- EXTRACTED INFORMATION:
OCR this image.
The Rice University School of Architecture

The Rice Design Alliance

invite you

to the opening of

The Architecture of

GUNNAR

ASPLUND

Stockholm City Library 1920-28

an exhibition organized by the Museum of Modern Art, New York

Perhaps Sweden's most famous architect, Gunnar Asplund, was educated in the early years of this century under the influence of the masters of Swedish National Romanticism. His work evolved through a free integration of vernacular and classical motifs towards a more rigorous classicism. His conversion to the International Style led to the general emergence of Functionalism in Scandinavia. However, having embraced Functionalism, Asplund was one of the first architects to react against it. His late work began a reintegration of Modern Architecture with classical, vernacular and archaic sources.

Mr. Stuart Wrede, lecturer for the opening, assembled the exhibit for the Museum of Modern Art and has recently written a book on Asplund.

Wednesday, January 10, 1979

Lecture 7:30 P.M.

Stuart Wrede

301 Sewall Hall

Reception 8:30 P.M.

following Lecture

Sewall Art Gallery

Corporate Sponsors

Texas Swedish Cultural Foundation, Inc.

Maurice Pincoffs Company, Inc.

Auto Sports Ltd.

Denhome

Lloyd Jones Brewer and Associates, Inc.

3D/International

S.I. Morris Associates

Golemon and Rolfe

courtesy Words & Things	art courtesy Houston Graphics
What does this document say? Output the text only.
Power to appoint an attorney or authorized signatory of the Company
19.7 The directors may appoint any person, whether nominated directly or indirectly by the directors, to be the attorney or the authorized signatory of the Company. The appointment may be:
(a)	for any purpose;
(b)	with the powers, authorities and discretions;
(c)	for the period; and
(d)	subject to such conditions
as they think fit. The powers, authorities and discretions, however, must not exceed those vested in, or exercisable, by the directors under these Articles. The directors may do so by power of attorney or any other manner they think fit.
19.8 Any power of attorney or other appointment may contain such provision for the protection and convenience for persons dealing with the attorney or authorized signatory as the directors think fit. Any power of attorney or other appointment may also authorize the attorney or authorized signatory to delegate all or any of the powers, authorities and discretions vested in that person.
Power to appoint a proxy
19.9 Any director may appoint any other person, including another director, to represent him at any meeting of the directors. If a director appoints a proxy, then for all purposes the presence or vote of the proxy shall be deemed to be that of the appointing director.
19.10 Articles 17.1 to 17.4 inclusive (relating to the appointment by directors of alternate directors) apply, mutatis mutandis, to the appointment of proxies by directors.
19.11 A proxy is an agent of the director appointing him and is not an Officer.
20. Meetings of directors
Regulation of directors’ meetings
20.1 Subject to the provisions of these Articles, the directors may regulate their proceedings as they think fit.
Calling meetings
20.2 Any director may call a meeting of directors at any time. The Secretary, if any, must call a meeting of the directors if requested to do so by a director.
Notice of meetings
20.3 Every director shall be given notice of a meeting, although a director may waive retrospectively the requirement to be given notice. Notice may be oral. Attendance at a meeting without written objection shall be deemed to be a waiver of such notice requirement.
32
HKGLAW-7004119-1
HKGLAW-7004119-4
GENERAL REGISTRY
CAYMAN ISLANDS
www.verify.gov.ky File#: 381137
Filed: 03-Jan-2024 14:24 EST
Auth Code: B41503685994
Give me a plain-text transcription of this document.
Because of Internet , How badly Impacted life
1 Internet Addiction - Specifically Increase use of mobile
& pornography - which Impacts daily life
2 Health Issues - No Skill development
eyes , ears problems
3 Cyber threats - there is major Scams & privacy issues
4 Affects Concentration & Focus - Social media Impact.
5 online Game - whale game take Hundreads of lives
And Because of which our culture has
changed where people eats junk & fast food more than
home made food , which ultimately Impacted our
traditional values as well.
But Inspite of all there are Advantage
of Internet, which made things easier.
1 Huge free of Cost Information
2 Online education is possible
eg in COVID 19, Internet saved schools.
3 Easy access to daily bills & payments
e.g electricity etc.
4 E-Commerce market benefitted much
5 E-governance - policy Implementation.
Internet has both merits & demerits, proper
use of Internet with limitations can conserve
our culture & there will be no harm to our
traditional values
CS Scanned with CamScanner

- WHAT IS REQUIRED:
Go through the records above, find every line with the word "Internet", and list those lines.

- CORRECT ANSWER:
Because of Internet , How badly Impacted life
1 Internet Addiction - Specifically Increase use of mobile
of Internet, which made things easier.
eg in COVID 19, Internet saved schools.
Internet has both merits & demerits, proper
use of Internet with limitations can conserve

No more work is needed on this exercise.